== GIVEN PROBLEM ==
Find the lines that include the string "World" and report how many there are. Give no other text.

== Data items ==

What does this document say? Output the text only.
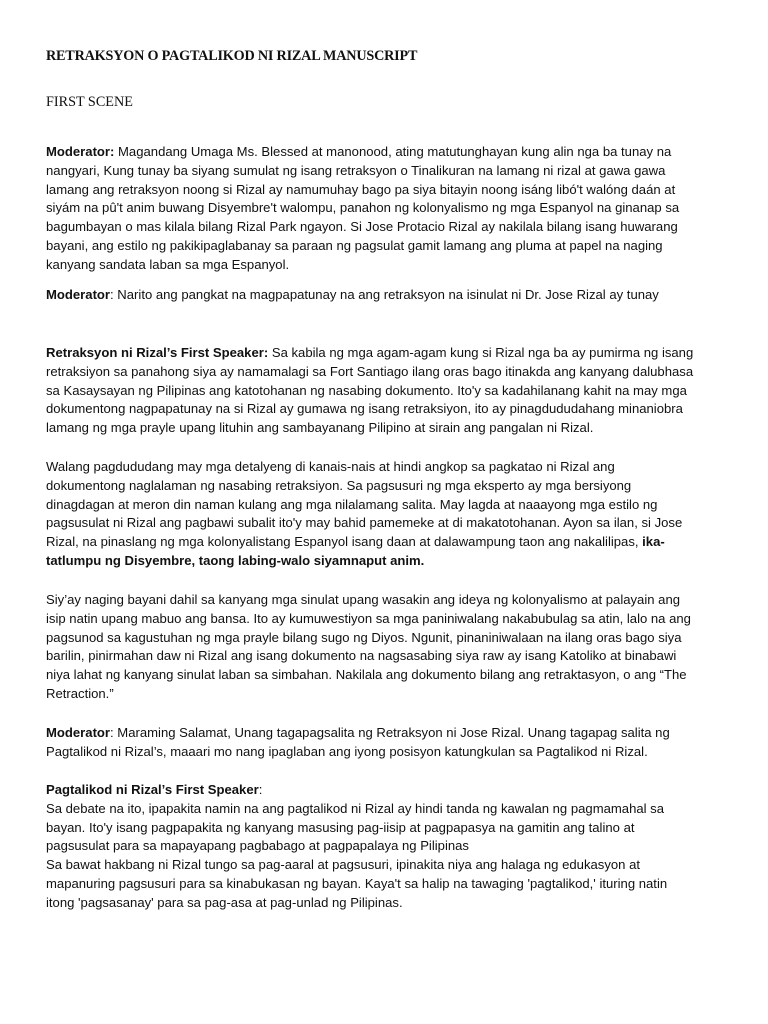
RETRAKSYON O PAGTALIKOD NI RIZAL MANUSCRIPT
FIRST SCENE
Moderator: Magandang Umaga Ms. Blessed at manonood, ating matutunghayan kung alin nga ba tunay na
nangyari, Kung tunay ba siyang sumulat ng isang retraksyon o Tinalikuran na lamang ni rizal at gawa gawa
lamang ang retraksyon noong si Rizal ay namumuhay bago pa siya bitayin noong isáng libó't walóng daán at
siyám na pû't anim buwang Disyembre't walompu, panahon ng kolonyalismo ng mga Espanyol na ginanap sa
bagumbayan o mas kilala bilang Rizal Park ngayon. Si Jose Protacio Rizal ay nakilala bilang isang huwarang
bayani, ang estilo ng pakikipaglabanay sa paraan ng pagsulat gamit lamang ang pluma at papel na naging
kanyang sandata laban sa mga Espanyol.
Moderator: Narito ang pangkat na magpapatunay na ang retraksyon na isinulat ni Dr. Jose Rizal ay tunay
Retraksyon ni Rizal’s First Speaker: Sa kabila ng mga agam-agam kung si Rizal nga ba ay pumirma ng isang
retraksiyon sa panahong siya ay namamalagi sa Fort Santiago ilang oras bago itinakda ang kanyang dalubhasa
sa Kasaysayan ng Pilipinas ang katotohanan ng nasabing dokumento. Ito'y sa kadahilanang kahit na may mga
dokumentong nagpapatunay na si Rizal ay gumawa ng isang retraksiyon, ito ay pinagdududahang minaniobra
lamang ng mga prayle upang lituhin ang sambayanang Pilipino at sirain ang pangalan ni Rizal.
Walang pagdududang may mga detalyeng di kanais-nais at hindi angkop sa pagkatao ni Rizal ang
dokumentong naglalaman ng nasabing retraksiyon. Sa pagsusuri ng mga eksperto ay mga bersiyong
dinagdagan at meron din naman kulang ang mga nilalamang salita. May lagda at naaayong mga estilo ng
pagsusulat ni Rizal ang pagbawi subalit ito'y may bahid pamemeke at di makatotohanan. Ayon sa ilan, si Jose
Rizal, na pinaslang ng mga kolonyalistang Espanyol isang daan at dalawampung taon ang nakalilipas, ika-
tatlumpu ng Disyembre, taong labing-walo siyamnaput anim.
Siy’ay naging bayani dahil sa kanyang mga sinulat upang wasakin ang ideya ng kolonyalismo at palayain ang
isip natin upang mabuo ang bansa. Ito ay kumuwestiyon sa mga paniniwalang nakabubulag sa atin, lalo na ang
pagsunod sa kagustuhan ng mga prayle bilang sugo ng Diyos. Ngunit, pinaniniwalaan na ilang oras bago siya
barilin, pinirmahan daw ni Rizal ang isang dokumento na nagsasabing siya raw ay isang Katoliko at binabawi
niya lahat ng kanyang sinulat laban sa simbahan. Nakilala ang dokumento bilang ang retraktasyon, o ang “The
Retraction.”
Moderator: Maraming Salamat, Unang tagapagsalita ng Retraksyon ni Jose Rizal. Unang tagapag salita ng
Pagtalikod ni Rizal’s, maaari mo nang ipaglaban ang iyong posisyon katungkulan sa Pagtalikod ni Rizal.
Pagtalikod ni Rizal’s First Speaker:
Sa debate na ito, ipapakita namin na ang pagtalikod ni Rizal ay hindi tanda ng kawalan ng pagmamahal sa
bayan. Ito'y isang pagpapakita ng kanyang masusing pag-iisip at pagpapasya na gamitin ang talino at
pagsusulat para sa mapayapang pagbabago at pagpapalaya ng Pilipinas
Sa bawat hakbang ni Rizal tungo sa pag-aaral at pagsusuri, ipinakita niya ang halaga ng edukasyon at
mapanuring pagsusuri para sa kinabukasan ng bayan. Kaya't sa halip na tawaging 'pagtalikod,' ituring natin
itong 'pagsasanay' para sa pag-asa at pag-unlad ng Pilipinas.
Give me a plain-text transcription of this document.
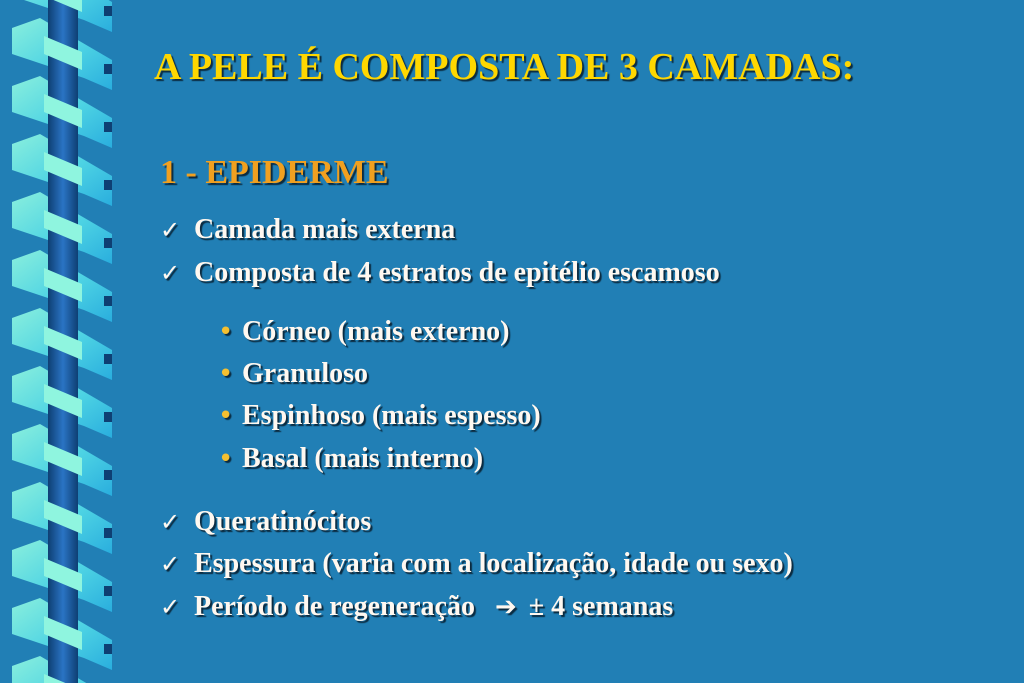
A PELE É COMPOSTA DE 3 CAMADAS:
1 - EPIDERME
✓ Camada mais externa
✓ Composta de 4 estratos de epitélio escamoso
• Córneo (mais externo)
• Granuloso
• Espinhoso (mais espesso)
• Basal (mais interno)
✓ Queratinócitos
✓ Espessura (varia com a localização, idade ou sexo)
✓ Período de regeneração ➔ ± 4 semanas
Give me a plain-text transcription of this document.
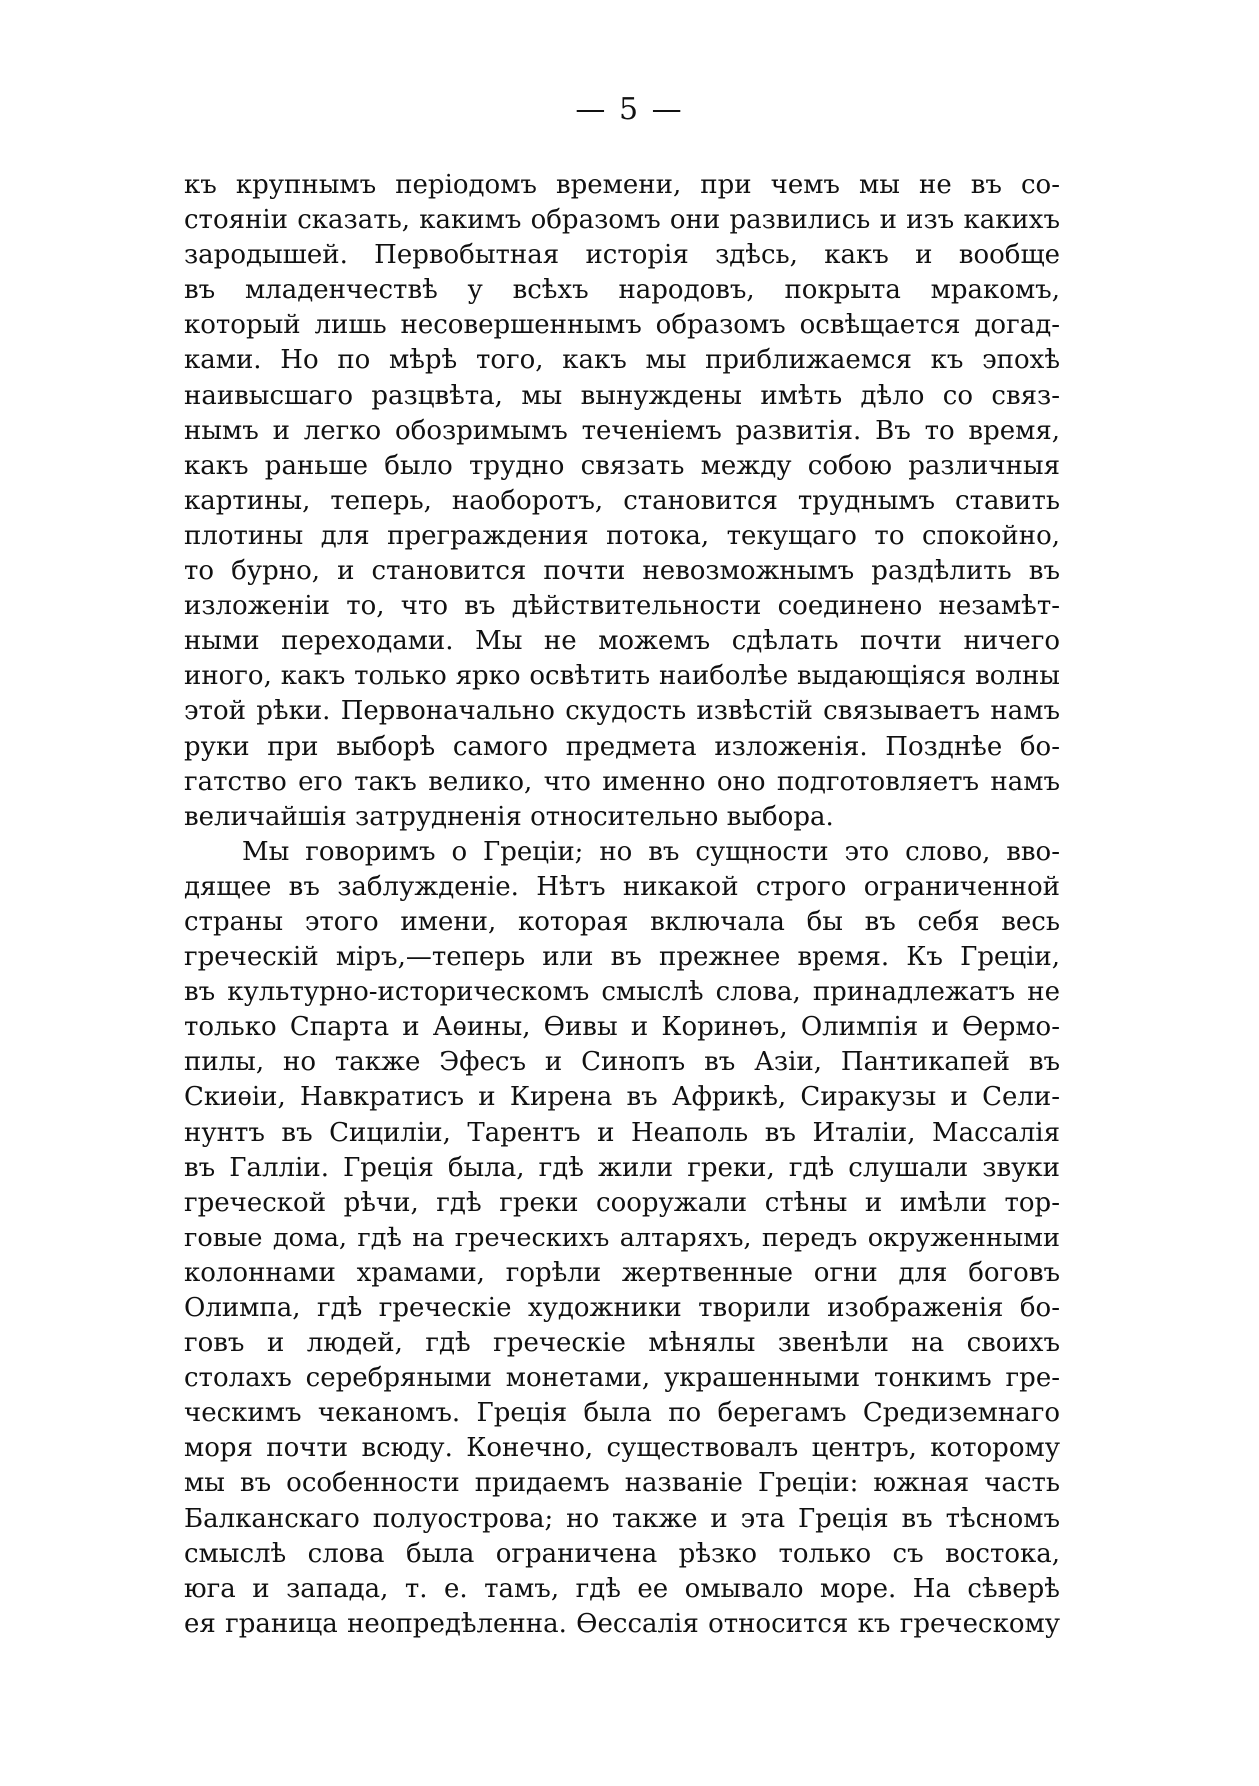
— 5 —
къ крупнымъ періодомъ времени, при чемъ мы не въ со-
стояніи сказать, какимъ образомъ они развились и изъ какихъ
зародышей. Первобытная исторія здѣсь, какъ и вообще
въ младенчествѣ у всѣхъ народовъ, покрыта мракомъ,
который лишь несовершеннымъ образомъ освѣщается догад-
ками. Но по мѣрѣ того, какъ мы приближаемся къ эпохѣ
наивысшаго разцвѣта, мы вынуждены имѣть дѣло со связ-
нымъ и легко обозримымъ теченіемъ развитія. Въ то время,
какъ раньше было трудно связать между собою различныя
картины, теперь, наоборотъ, становится труднымъ ставить
плотины для преграждения потока, текущаго то спокойно,
то бурно, и становится почти невозможнымъ раздѣлить въ
изложеніи то, что въ дѣйствительности соединено незамѣт-
ными переходами. Мы не можемъ сдѣлать почти ничего
иного, какъ только ярко освѣтить наиболѣе выдающіяся волны
этой рѣки. Первоначально скудость извѣстій связываетъ намъ
руки при выборѣ самого предмета изложенія. Позднѣе бо-
гатство его такъ велико, что именно оно подготовляетъ намъ
величайшія затрудненія относительно выбора.
Мы говоримъ о Греціи; но въ сущности это слово, вво-
дящее въ заблужденіе. Нѣтъ никакой строго ограниченной
страны этого имени, которая включала бы въ себя весь
греческій міръ,—теперь или въ прежнее время. Къ Греціи,
въ культурно-историческомъ смыслѣ слова, принадлежатъ не
только Спарта и Аѳины, Ѳивы и Коринѳъ, Олимпія и Ѳермо-
пилы, но также Эфесъ и Синопъ въ Азіи, Пантикапей въ
Скиѳіи, Навкратисъ и Кирена въ Африкѣ, Сиракузы и Сели-
нунтъ въ Сициліи, Тарентъ и Неаполь въ Италіи, Массалія
въ Галліи. Греція была, гдѣ жили греки, гдѣ слушали звуки
греческой рѣчи, гдѣ греки сооружали стѣны и имѣли тор-
говые дома, гдѣ на греческихъ алтаряхъ, передъ окруженными
колоннами храмами, горѣли жертвенные огни для боговъ
Олимпа, гдѣ греческіе художники творили изображенія бо-
говъ и людей, гдѣ греческіе мѣнялы звенѣли на своихъ
столахъ серебряными монетами, украшенными тонкимъ гре-
ческимъ чеканомъ. Греція была по берегамъ Средиземнаго
моря почти всюду. Конечно, существовалъ центръ, которому
мы въ особенности придаемъ названіе Греціи: южная часть
Балканскаго полуострова; но также и эта Греція въ тѣсномъ
смыслѣ слова была ограничена рѣзко только съ востока,
юга и запада, т. е. тамъ, гдѣ ее омывало море. На сѣверѣ
ея граница неопредѣленна. Ѳессалія относится къ греческому
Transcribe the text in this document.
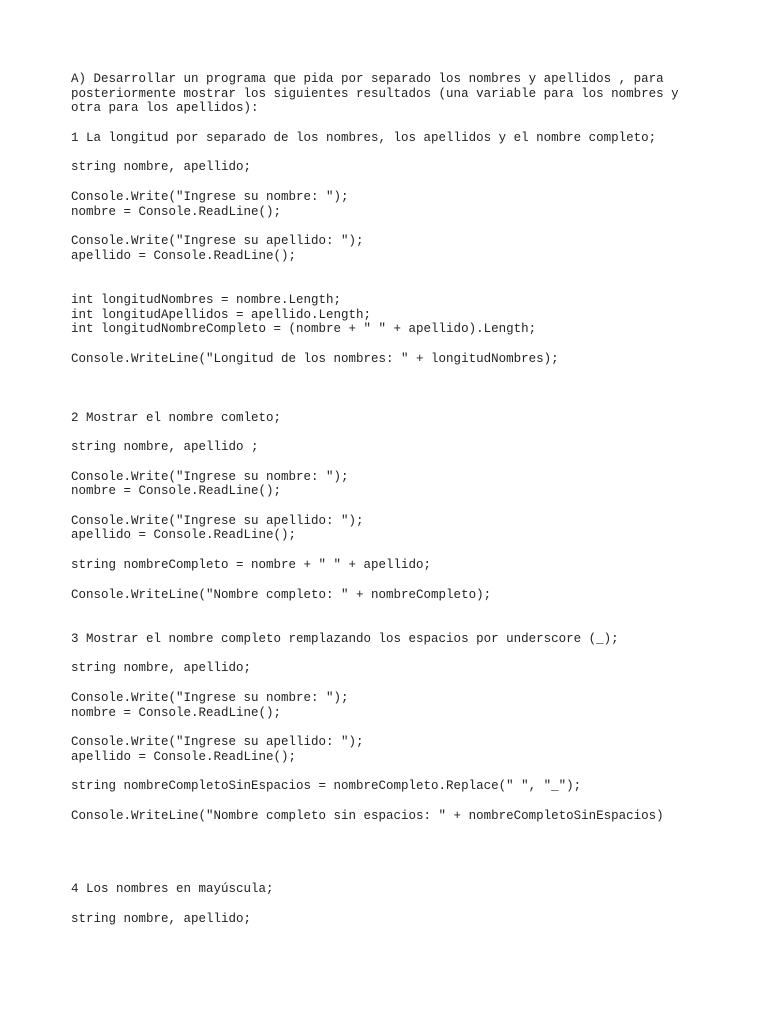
A) Desarrollar un programa que pida por separado los nombres y apellidos , para
posteriormente mostrar los siguientes resultados (una variable para los nombres y
otra para los apellidos):

1 La longitud por separado de los nombres, los apellidos y el nombre completo;
string nombre, apellido;
Console.Write("Ingrese su nombre: ");
nombre = Console.ReadLine();
Console.Write("Ingrese su apellido: ");
apellido = Console.ReadLine();
int longitudNombres = nombre.Length;
int longitudApellidos = apellido.Length;
int longitudNombreCompleto = (nombre + " " + apellido).Length;
Console.WriteLine("Longitud de los nombres: " + longitudNombres);
2 Mostrar el nombre comleto;
string nombre, apellido ;
Console.Write("Ingrese su nombre: ");
nombre = Console.ReadLine();
Console.Write("Ingrese su apellido: ");
apellido = Console.ReadLine();
string nombreCompleto = nombre + " " + apellido;
Console.WriteLine("Nombre completo: " + nombreCompleto);
3 Mostrar el nombre completo remplazando los espacios por underscore (_);
string nombre, apellido;
Console.Write("Ingrese su nombre: ");
nombre = Console.ReadLine();
Console.Write("Ingrese su apellido: ");
apellido = Console.ReadLine();
string nombreCompletoSinEspacios = nombreCompleto.Replace(" ", "_");
Console.WriteLine("Nombre completo sin espacios: " + nombreCompletoSinEspacios)
4 Los nombres en mayúscula;
string nombre, apellido;
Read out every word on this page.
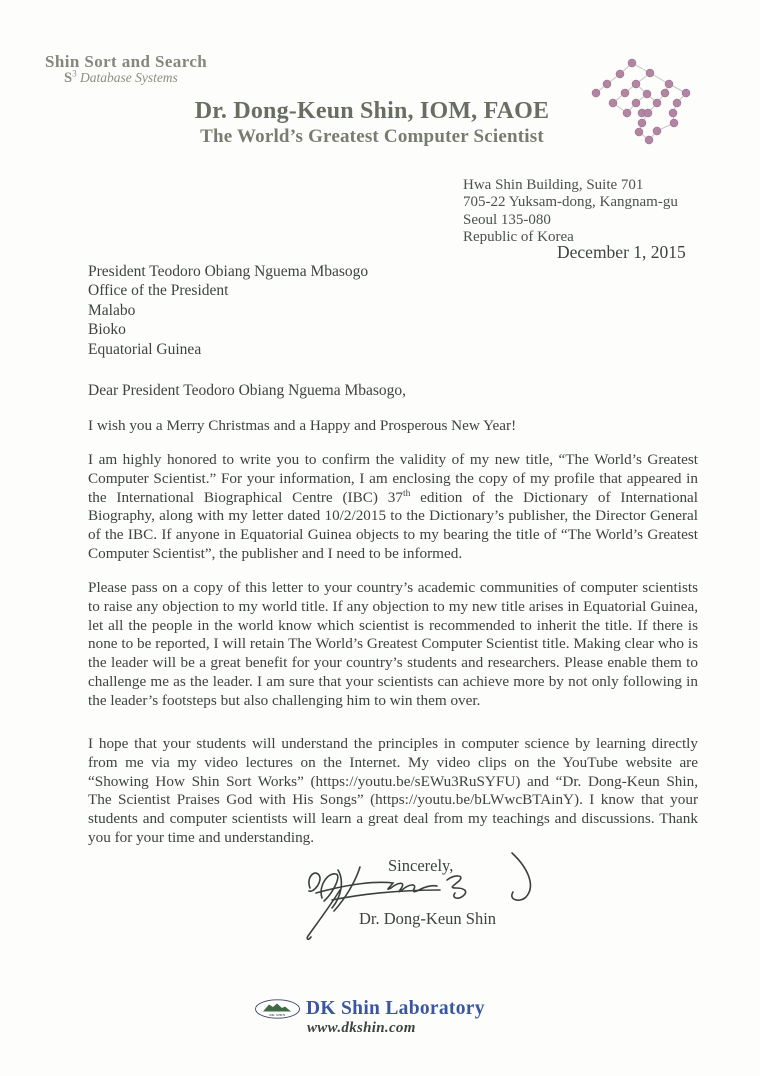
Shin Sort and Search
$S^3$ Database Systems
Dr. Dong-Keun Shin, IOM, FAOE
The World’s Greatest Computer Scientist
Hwa Shin Building, Suite 701
705-22 Yuksam-dong, Kangnam-gu
Seoul 135-080
Republic of Korea
December 1, 2015
President Teodoro Obiang Nguema Mbasogo
Office of the President
Malabo
Bioko
Equatorial Guinea
Dear President Teodoro Obiang Nguema Mbasogo,
I wish you a Merry Christmas and a Happy and Prosperous New Year!

I am highly honored to write you to confirm the validity of my new title, “The World’s Greatest Computer Scientist.” For your information, I am enclosing the copy of my profile that appeared in the International Biographical Centre (IBC) 37th edition of the Dictionary of International Biography, along with my letter dated 10/2/2015 to the Dictionary’s publisher, the Director General of the IBC. If anyone in Equatorial Guinea objects to my bearing the title of “The World’s Greatest Computer Scientist”, the publisher and I need to be informed.

Please pass on a copy of this letter to your country’s academic communities of computer scientists to raise any objection to my world title. If any objection to my new title arises in Equatorial Guinea, let all the people in the world know which scientist is recommended to inherit the title. If there is none to be reported, I will retain The World’s Greatest Computer Scientist title. Making clear who is the leader will be a great benefit for your country’s students and researchers. Please enable them to challenge me as the leader. I am sure that your scientists can achieve more by not only following in the leader’s footsteps but also challenging him to win them over.

I hope that your students will understand the principles in computer science by learning directly from me via my video lectures on the Internet. My video clips on the YouTube website are “Showing How Shin Sort Works” (https://youtu.be/sEWu3RuSYFU) and “Dr. Dong-Keun Shin, The Scientist Praises God with His Songs” (https://youtu.be/bLWwcBTAinY). I know that your students and computer scientists will learn a great deal from my teachings and discussions. Thank you for your time and understanding.

Sincerely,
Dr. Dong-Keun Shin
DK SHIN DK Shin Laboratory
www.dkshin.com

== RESPONSE ==
3